Check each line of the listing for the word "Obchod" and report how many lines contain it, giving nothing but the number.
— start Task material —
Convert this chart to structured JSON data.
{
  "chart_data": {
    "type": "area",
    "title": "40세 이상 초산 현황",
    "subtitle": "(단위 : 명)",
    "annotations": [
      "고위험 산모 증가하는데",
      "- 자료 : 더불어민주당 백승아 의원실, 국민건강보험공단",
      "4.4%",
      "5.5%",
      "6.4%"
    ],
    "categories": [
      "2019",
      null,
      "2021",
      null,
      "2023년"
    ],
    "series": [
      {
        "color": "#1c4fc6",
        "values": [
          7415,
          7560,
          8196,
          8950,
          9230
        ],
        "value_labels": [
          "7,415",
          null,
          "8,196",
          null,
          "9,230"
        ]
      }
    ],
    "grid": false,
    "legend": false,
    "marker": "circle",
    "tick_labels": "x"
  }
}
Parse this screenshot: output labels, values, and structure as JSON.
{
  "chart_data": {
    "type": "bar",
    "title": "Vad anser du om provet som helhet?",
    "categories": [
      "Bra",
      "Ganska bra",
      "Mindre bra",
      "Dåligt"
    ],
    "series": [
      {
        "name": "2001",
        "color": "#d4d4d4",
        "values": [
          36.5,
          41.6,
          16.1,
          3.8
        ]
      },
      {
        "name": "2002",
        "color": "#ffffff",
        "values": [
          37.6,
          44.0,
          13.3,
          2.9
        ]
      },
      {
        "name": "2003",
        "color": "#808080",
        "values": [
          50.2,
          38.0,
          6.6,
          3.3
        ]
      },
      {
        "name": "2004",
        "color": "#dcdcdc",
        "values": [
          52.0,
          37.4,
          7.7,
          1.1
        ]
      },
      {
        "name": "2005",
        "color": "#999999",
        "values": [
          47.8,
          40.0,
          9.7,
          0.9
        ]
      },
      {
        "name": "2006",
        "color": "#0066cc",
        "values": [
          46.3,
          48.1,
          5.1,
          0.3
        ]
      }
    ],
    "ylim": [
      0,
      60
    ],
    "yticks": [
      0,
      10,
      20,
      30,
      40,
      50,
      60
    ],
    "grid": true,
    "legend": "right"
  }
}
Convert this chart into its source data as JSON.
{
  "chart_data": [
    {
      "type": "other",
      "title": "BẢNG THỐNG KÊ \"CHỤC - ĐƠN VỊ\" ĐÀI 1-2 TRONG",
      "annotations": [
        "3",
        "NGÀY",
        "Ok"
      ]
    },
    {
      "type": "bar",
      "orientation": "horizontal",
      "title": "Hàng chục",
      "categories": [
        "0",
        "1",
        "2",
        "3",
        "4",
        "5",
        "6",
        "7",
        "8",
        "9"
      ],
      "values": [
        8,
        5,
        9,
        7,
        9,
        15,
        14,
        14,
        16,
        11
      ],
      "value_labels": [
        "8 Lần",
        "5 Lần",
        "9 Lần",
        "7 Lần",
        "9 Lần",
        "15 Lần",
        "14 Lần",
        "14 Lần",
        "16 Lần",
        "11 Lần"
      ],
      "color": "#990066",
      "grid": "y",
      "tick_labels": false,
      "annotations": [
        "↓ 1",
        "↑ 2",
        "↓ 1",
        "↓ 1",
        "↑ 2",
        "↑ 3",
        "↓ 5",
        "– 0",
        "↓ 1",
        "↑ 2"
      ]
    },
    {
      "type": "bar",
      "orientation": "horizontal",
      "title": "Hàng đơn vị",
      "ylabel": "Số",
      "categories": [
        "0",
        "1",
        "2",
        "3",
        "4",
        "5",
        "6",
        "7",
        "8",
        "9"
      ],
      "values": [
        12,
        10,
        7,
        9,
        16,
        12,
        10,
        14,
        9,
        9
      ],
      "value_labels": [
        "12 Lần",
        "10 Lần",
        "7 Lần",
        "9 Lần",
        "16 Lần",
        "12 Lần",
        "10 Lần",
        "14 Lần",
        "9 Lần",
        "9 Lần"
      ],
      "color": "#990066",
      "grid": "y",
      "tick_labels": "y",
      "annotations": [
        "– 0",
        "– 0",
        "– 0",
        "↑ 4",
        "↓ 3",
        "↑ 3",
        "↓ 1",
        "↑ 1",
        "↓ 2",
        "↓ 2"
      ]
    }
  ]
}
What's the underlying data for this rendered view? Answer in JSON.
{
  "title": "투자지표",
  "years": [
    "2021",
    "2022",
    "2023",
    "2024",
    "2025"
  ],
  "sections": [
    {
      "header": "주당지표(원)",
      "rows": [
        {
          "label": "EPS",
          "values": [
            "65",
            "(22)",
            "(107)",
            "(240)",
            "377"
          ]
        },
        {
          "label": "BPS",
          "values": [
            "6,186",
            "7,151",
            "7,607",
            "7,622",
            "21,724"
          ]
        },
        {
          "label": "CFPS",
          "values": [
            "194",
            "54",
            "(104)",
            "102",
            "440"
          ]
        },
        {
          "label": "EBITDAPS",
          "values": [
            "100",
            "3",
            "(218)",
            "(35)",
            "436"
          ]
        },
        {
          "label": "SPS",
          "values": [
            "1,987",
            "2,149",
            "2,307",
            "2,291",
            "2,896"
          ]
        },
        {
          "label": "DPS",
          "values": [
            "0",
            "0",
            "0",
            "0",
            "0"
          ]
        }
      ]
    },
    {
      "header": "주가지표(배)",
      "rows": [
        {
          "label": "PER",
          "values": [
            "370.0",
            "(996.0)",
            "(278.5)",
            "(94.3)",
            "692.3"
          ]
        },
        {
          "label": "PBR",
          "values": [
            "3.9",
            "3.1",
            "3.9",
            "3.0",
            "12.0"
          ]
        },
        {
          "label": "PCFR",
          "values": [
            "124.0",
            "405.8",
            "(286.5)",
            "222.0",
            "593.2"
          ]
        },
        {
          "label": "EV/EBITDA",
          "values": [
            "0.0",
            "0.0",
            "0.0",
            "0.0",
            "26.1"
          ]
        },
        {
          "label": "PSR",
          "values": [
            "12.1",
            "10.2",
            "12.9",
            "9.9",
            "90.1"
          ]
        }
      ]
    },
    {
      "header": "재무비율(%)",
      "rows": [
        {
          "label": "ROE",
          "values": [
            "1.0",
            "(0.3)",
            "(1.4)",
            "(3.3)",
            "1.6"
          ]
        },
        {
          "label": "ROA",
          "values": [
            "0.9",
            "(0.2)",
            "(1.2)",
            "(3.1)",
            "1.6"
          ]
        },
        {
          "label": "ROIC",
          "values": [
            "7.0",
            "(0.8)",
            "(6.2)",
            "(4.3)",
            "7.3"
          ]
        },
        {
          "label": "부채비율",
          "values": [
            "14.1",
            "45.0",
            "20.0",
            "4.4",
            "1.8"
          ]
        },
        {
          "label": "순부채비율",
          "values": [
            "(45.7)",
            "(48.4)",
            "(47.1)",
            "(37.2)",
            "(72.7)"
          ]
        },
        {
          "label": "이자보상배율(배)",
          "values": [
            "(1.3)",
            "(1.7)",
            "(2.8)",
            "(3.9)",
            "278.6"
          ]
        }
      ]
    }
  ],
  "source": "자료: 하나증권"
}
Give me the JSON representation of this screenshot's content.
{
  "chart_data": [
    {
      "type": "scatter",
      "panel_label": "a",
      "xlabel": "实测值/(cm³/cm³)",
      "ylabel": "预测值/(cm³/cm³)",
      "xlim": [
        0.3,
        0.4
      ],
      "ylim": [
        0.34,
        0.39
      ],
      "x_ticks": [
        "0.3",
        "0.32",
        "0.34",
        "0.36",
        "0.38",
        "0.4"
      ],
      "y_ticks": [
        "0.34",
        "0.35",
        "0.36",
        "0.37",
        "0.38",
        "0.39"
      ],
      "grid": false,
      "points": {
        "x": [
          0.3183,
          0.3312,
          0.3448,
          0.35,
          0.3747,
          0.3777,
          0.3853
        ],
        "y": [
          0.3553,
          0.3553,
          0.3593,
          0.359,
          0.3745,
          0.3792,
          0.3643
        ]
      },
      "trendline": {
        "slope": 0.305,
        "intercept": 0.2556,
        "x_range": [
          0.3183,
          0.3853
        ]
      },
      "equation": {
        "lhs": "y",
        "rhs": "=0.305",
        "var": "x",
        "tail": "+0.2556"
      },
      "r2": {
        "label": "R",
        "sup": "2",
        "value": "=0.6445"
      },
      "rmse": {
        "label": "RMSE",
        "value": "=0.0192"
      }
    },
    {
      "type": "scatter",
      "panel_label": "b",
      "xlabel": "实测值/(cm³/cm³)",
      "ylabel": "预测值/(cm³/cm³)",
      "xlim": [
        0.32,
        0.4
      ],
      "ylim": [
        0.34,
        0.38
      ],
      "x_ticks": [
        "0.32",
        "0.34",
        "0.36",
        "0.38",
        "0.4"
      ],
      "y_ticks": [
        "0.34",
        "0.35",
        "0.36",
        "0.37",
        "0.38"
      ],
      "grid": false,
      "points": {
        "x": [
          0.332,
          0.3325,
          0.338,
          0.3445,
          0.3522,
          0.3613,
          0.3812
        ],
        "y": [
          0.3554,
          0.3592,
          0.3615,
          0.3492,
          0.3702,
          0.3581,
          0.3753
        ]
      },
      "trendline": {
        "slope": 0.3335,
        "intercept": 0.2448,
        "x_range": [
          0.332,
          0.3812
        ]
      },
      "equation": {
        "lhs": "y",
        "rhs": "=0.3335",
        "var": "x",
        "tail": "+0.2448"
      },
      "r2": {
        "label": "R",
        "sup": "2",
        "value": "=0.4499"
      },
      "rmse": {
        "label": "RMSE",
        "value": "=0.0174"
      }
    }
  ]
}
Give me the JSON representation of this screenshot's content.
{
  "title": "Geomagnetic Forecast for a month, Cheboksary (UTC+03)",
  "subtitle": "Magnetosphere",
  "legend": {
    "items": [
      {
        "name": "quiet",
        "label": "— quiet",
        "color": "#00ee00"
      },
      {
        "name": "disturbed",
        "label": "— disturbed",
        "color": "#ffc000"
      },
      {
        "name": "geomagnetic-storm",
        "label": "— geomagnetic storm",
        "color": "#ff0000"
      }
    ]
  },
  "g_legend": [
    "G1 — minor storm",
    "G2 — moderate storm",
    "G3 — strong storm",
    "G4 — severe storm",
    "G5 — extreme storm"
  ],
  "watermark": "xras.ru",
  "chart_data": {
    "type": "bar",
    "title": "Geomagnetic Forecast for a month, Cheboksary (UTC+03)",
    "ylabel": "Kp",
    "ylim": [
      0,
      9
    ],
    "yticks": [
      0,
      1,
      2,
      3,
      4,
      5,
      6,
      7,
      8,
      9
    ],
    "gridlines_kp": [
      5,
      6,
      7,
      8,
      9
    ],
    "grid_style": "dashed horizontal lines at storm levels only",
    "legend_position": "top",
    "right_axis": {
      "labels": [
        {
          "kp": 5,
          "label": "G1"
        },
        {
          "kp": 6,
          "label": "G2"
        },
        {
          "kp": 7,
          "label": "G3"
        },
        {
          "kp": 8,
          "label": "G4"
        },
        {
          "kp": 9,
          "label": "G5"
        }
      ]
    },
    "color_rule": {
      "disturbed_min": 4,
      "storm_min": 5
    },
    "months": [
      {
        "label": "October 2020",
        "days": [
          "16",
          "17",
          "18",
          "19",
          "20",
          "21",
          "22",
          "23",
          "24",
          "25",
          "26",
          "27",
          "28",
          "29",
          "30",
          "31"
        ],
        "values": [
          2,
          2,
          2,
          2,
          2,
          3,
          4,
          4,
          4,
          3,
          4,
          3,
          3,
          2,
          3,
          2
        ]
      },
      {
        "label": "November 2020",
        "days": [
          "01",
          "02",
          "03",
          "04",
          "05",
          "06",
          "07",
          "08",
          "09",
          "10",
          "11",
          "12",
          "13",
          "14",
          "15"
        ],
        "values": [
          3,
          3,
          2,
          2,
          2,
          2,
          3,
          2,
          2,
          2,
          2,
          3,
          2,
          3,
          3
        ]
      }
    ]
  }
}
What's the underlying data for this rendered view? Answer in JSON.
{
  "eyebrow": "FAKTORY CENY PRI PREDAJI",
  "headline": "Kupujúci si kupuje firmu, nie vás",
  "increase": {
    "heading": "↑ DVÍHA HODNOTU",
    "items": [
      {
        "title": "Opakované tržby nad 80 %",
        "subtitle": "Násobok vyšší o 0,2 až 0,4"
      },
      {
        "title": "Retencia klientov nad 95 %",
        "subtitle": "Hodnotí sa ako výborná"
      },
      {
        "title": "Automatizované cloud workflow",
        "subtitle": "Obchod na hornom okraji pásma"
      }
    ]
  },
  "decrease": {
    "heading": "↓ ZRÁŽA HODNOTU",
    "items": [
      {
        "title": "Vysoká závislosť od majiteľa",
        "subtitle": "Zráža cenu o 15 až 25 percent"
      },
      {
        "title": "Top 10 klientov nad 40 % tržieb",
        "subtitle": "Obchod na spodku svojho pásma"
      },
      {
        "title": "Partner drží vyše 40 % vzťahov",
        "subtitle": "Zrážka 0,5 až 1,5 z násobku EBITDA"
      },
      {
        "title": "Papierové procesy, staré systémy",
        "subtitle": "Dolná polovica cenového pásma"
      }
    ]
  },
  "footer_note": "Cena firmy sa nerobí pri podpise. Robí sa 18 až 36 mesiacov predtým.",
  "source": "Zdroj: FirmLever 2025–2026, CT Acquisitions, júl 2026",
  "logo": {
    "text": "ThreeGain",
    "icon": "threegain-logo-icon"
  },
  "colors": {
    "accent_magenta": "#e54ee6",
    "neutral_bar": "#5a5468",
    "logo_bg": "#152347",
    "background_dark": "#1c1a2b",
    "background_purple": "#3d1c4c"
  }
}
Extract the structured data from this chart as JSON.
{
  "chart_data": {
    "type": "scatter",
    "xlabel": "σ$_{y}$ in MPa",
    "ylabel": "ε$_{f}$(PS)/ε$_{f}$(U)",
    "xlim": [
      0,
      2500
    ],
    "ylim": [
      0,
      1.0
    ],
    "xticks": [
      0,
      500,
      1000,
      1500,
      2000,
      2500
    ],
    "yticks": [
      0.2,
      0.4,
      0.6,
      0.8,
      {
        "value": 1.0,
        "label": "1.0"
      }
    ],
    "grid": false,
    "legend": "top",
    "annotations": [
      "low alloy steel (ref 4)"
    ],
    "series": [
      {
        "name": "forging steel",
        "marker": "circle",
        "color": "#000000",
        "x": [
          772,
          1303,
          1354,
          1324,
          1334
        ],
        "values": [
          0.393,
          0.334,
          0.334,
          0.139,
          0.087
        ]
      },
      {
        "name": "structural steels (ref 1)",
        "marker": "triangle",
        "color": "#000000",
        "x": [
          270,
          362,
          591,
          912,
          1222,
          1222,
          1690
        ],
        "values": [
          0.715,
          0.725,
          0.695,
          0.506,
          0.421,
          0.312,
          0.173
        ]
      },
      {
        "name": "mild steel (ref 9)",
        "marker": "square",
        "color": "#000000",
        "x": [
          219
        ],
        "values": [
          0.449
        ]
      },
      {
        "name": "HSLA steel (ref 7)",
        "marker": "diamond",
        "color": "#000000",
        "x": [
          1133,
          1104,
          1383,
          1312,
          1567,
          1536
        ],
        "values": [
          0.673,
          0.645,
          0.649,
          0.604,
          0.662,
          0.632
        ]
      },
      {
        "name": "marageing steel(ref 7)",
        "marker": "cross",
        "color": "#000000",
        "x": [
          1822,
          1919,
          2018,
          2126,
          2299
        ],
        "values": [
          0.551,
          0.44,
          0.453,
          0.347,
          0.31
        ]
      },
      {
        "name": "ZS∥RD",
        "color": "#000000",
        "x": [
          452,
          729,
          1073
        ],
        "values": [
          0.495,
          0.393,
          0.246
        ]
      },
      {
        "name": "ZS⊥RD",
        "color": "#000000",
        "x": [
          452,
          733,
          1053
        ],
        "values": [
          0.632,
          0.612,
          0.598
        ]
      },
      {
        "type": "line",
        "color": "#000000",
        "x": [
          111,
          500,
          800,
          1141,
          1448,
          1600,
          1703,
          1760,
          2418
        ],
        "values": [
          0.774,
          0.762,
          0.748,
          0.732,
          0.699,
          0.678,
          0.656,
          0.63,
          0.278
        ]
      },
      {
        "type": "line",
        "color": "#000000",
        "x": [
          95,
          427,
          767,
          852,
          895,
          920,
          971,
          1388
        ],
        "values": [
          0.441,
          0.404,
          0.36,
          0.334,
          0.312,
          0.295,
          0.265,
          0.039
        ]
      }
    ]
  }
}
— end Task material —
In response: 2